Repeat the data word for word. Do not include the pictures.

-- Dataset extract --
========
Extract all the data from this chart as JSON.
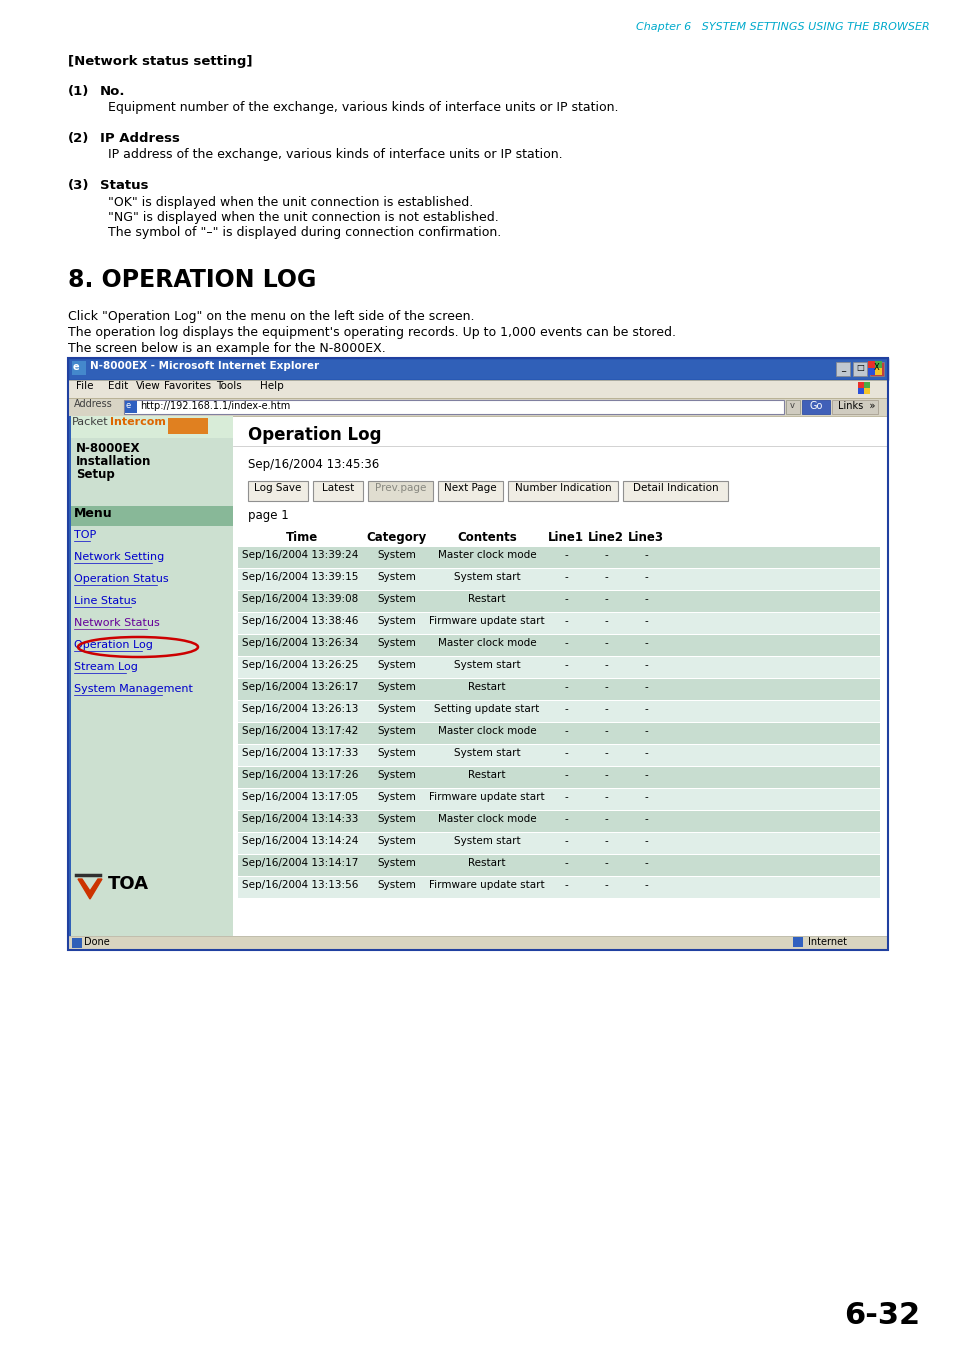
{
  "page_bg": "#ffffff",
  "header_text": "Chapter 6   SYSTEM SETTINGS USING THE BROWSER",
  "header_color": "#00aacc",
  "section_title": "[Network status setting]",
  "items": [
    {
      "number": "(1)",
      "bold_text": "No.",
      "body": "Equipment number of the exchange, various kinds of interface units or IP station."
    },
    {
      "number": "(2)",
      "bold_text": "IP Address",
      "body": "IP address of the exchange, various kinds of interface units or IP station."
    },
    {
      "number": "(3)",
      "bold_text": "Status",
      "body_lines": [
        "\"OK\" is displayed when the unit connection is established.",
        "\"NG\" is displayed when the unit connection is not established.",
        "The symbol of \"–\" is displayed during connection confirmation."
      ]
    }
  ],
  "section8_title": "8. OPERATION LOG",
  "desc_lines": [
    "Click \"Operation Log\" on the menu on the left side of the screen.",
    "The operation log displays the equipment's operating records. Up to 1,000 events can be stored.",
    "The screen below is an example for the N-8000EX."
  ],
  "browser_title": "N-8000EX - Microsoft Internet Explorer",
  "browser_title_bg": "#3060b8",
  "address_bar": "http://192.168.1.1/index-e.htm",
  "sidebar_items": [
    "TOP",
    "Network Setting",
    "Operation Status",
    "Line Status",
    "Network Status",
    "Operation Log",
    "Stream Log",
    "System Management"
  ],
  "sidebar_header": "Menu",
  "sidebar_bg": "#cce0d0",
  "sidebar_header_bg": "#88b898",
  "left_panel_bg": "#ddeedd",
  "left_panel_text": [
    "N-8000EX",
    "Installation",
    "Setup"
  ],
  "op_log_title": "Operation Log",
  "timestamp": "Sep/16/2004 13:45:36",
  "buttons": [
    "Log Save",
    "Latest",
    "Prev.page",
    "Next Page",
    "Number Indication",
    "Detail Indication"
  ],
  "page_label": "page 1",
  "table_headers": [
    "Time",
    "Category",
    "Contents",
    "Line1",
    "Line2",
    "Line3"
  ],
  "table_rows": [
    [
      "Sep/16/2004 13:39:24",
      "System",
      "Master clock mode",
      "-",
      "-",
      "-"
    ],
    [
      "Sep/16/2004 13:39:15",
      "System",
      "System start",
      "-",
      "-",
      "-"
    ],
    [
      "Sep/16/2004 13:39:08",
      "System",
      "Restart",
      "-",
      "-",
      "-"
    ],
    [
      "Sep/16/2004 13:38:46",
      "System",
      "Firmware update start",
      "-",
      "-",
      "-"
    ],
    [
      "Sep/16/2004 13:26:34",
      "System",
      "Master clock mode",
      "-",
      "-",
      "-"
    ],
    [
      "Sep/16/2004 13:26:25",
      "System",
      "System start",
      "-",
      "-",
      "-"
    ],
    [
      "Sep/16/2004 13:26:17",
      "System",
      "Restart",
      "-",
      "-",
      "-"
    ],
    [
      "Sep/16/2004 13:26:13",
      "System",
      "Setting update start",
      "-",
      "-",
      "-"
    ],
    [
      "Sep/16/2004 13:17:42",
      "System",
      "Master clock mode",
      "-",
      "-",
      "-"
    ],
    [
      "Sep/16/2004 13:17:33",
      "System",
      "System start",
      "-",
      "-",
      "-"
    ],
    [
      "Sep/16/2004 13:17:26",
      "System",
      "Restart",
      "-",
      "-",
      "-"
    ],
    [
      "Sep/16/2004 13:17:05",
      "System",
      "Firmware update start",
      "-",
      "-",
      "-"
    ],
    [
      "Sep/16/2004 13:14:33",
      "System",
      "Master clock mode",
      "-",
      "-",
      "-"
    ],
    [
      "Sep/16/2004 13:14:24",
      "System",
      "System start",
      "-",
      "-",
      "-"
    ],
    [
      "Sep/16/2004 13:14:17",
      "System",
      "Restart",
      "-",
      "-",
      "-"
    ],
    [
      "Sep/16/2004 13:13:56",
      "System",
      "Firmware update start",
      "-",
      "-",
      "-"
    ]
  ],
  "table_row_bg_dark": "#c8ddd0",
  "table_row_bg_light": "#e0eee8",
  "page_number": "6-32",
  "menubar_bg": "#e8e4d8",
  "addrbar_bg": "#d8d4c4"
}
========
-- Result of the task --
Extract all the data from this chart as JSON.
{
  "page_bg": "#ffffff",
  "header_text": "Chapter 6   SYSTEM SETTINGS USING THE BROWSER",
  "header_color": "#00aacc",
  "section_title": "[Network status setting]",
  "items": [
    {
      "number": "(1)",
      "bold_text": "No.",
      "body": "Equipment number of the exchange, various kinds of interface units or IP station."
    },
    {
      "number": "(2)",
      "bold_text": "IP Address",
      "body": "IP address of the exchange, various kinds of interface units or IP station."
    },
    {
      "number": "(3)",
      "bold_text": "Status",
      "body_lines": [
        "\"OK\" is displayed when the unit connection is established.",
        "\"NG\" is displayed when the unit connection is not established.",
        "The symbol of \"–\" is displayed during connection confirmation."
      ]
    }
  ],
  "section8_title": "8. OPERATION LOG",
  "desc_lines": [
    "Click \"Operation Log\" on the menu on the left side of the screen.",
    "The operation log displays the equipment's operating records. Up to 1,000 events can be stored.",
    "The screen below is an example for the N-8000EX."
  ],
  "browser_title": "N-8000EX - Microsoft Internet Explorer",
  "browser_title_bg": "#3060b8",
  "address_bar": "http://192.168.1.1/index-e.htm",
  "sidebar_items": [
    "TOP",
    "Network Setting",
    "Operation Status",
    "Line Status",
    "Network Status",
    "Operation Log",
    "Stream Log",
    "System Management"
  ],
  "sidebar_header": "Menu",
  "sidebar_bg": "#cce0d0",
  "sidebar_header_bg": "#88b898",
  "left_panel_bg": "#ddeedd",
  "left_panel_text": [
    "N-8000EX",
    "Installation",
    "Setup"
  ],
  "op_log_title": "Operation Log",
  "timestamp": "Sep/16/2004 13:45:36",
  "buttons": [
    "Log Save",
    "Latest",
    "Prev.page",
    "Next Page",
    "Number Indication",
    "Detail Indication"
  ],
  "page_label": "page 1",
  "table_headers": [
    "Time",
    "Category",
    "Contents",
    "Line1",
    "Line2",
    "Line3"
  ],
  "table_rows": [
    [
      "Sep/16/2004 13:39:24",
      "System",
      "Master clock mode",
      "-",
      "-",
      "-"
    ],
    [
      "Sep/16/2004 13:39:15",
      "System",
      "System start",
      "-",
      "-",
      "-"
    ],
    [
      "Sep/16/2004 13:39:08",
      "System",
      "Restart",
      "-",
      "-",
      "-"
    ],
    [
      "Sep/16/2004 13:38:46",
      "System",
      "Firmware update start",
      "-",
      "-",
      "-"
    ],
    [
      "Sep/16/2004 13:26:34",
      "System",
      "Master clock mode",
      "-",
      "-",
      "-"
    ],
    [
      "Sep/16/2004 13:26:25",
      "System",
      "System start",
      "-",
      "-",
      "-"
    ],
    [
      "Sep/16/2004 13:26:17",
      "System",
      "Restart",
      "-",
      "-",
      "-"
    ],
    [
      "Sep/16/2004 13:26:13",
      "System",
      "Setting update start",
      "-",
      "-",
      "-"
    ],
    [
      "Sep/16/2004 13:17:42",
      "System",
      "Master clock mode",
      "-",
      "-",
      "-"
    ],
    [
      "Sep/16/2004 13:17:33",
      "System",
      "System start",
      "-",
      "-",
      "-"
    ],
    [
      "Sep/16/2004 13:17:26",
      "System",
      "Restart",
      "-",
      "-",
      "-"
    ],
    [
      "Sep/16/2004 13:17:05",
      "System",
      "Firmware update start",
      "-",
      "-",
      "-"
    ],
    [
      "Sep/16/2004 13:14:33",
      "System",
      "Master clock mode",
      "-",
      "-",
      "-"
    ],
    [
      "Sep/16/2004 13:14:24",
      "System",
      "System start",
      "-",
      "-",
      "-"
    ],
    [
      "Sep/16/2004 13:14:17",
      "System",
      "Restart",
      "-",
      "-",
      "-"
    ],
    [
      "Sep/16/2004 13:13:56",
      "System",
      "Firmware update start",
      "-",
      "-",
      "-"
    ]
  ],
  "table_row_bg_dark": "#c8ddd0",
  "table_row_bg_light": "#e0eee8",
  "page_number": "6-32",
  "menubar_bg": "#e8e4d8",
  "addrbar_bg": "#d8d4c4"
}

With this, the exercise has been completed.